Stated problem: Copy out each line of the data holding "moyen".

══ Data in this exercise ══

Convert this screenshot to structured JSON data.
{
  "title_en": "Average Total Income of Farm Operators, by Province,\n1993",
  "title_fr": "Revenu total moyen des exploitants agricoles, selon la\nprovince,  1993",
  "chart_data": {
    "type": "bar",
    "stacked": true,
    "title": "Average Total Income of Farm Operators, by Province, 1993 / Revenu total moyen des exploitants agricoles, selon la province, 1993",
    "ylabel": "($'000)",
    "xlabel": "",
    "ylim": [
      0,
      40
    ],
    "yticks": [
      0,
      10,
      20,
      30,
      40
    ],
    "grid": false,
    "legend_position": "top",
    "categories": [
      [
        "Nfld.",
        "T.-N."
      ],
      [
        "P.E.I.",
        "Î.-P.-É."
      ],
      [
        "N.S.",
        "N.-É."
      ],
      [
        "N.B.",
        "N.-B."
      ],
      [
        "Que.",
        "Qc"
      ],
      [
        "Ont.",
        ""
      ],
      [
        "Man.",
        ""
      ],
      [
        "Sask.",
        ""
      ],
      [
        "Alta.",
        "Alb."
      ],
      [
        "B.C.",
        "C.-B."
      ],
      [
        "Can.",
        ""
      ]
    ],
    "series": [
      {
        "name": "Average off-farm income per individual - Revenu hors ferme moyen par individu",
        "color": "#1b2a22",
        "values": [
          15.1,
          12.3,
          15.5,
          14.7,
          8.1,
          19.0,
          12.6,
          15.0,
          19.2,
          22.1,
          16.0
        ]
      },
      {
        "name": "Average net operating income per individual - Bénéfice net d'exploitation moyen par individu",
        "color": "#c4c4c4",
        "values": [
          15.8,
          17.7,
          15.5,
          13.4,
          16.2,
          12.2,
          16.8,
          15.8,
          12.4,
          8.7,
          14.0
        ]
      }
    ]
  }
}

═══

Result of this exercise:
  "title_fr": "Revenu total moyen des exploitants agricoles, selon la\nprovince,  1993",
    "title": "Average Total Income of Farm Operators, by Province, 1993 / Revenu total moyen des exploitants agricoles, selon la province, 1993",
        "name": "Average off-farm income per individual - Revenu hors ferme moyen par individu",
        "name": "Average net operating income per individual - Bénéfice net d'exploitation moyen par individu",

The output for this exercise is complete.